**Instruction:**
Give back the full listing, character for character, with no pictures.

**Material shown:**
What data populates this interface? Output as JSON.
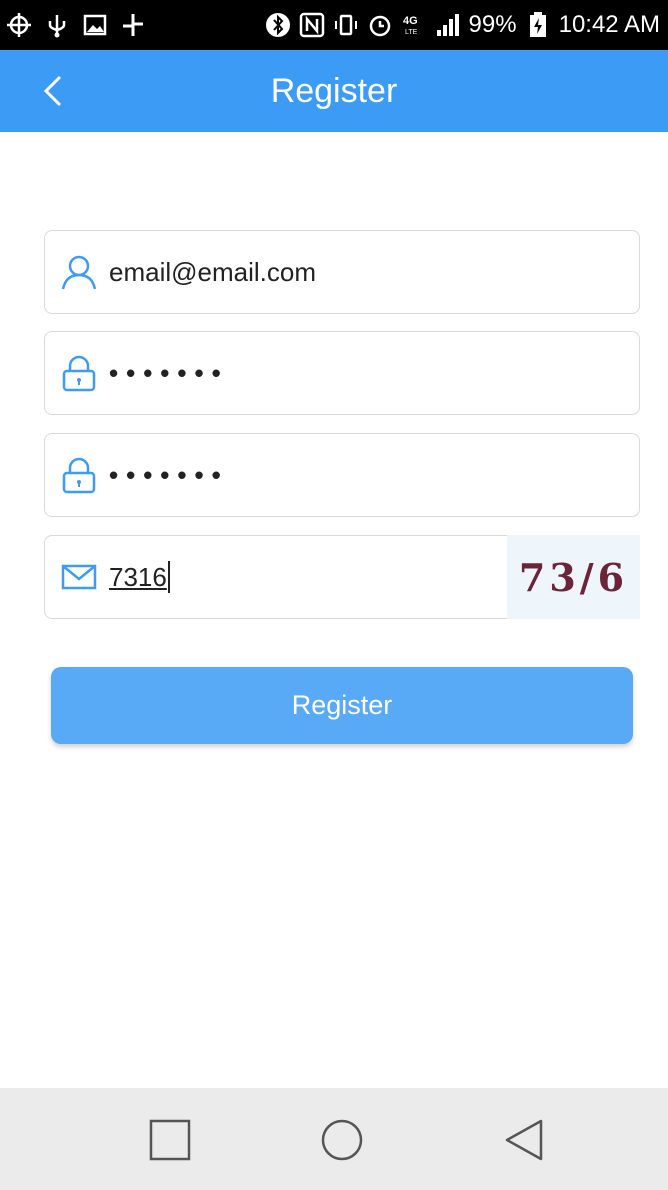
{
  "status_bar": {
    "battery": "99%",
    "time": "10:42 AM",
    "network": "4G"
  },
  "app_bar": {
    "title": "Register",
    "color": "#3c9cf5"
  },
  "form": {
    "email": {
      "value": "email@email.com"
    },
    "password": {
      "value": "•••••••"
    },
    "confirm_password": {
      "value": "•••••••"
    },
    "verification_code": {
      "value": "7316"
    },
    "captcha_text": "73/6"
  },
  "register_button": {
    "label": "Register",
    "color": "#58a9f6"
  }
}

**Result of this task:**
What data populates this interface? Output as JSON.
{
  "status_bar": {
    "battery": "99%",
    "time": "10:42 AM",
    "network": "4G"
  },
  "app_bar": {
    "title": "Register",
    "color": "#3c9cf5"
  },
  "form": {
    "email": {
      "value": "email@email.com"
    },
    "password": {
      "value": "•••••••"
    },
    "confirm_password": {
      "value": "•••••••"
    },
    "verification_code": {
      "value": "7316"
    },
    "captcha_text": "73/6"
  },
  "register_button": {
    "label": "Register",
    "color": "#58a9f6"
  }
}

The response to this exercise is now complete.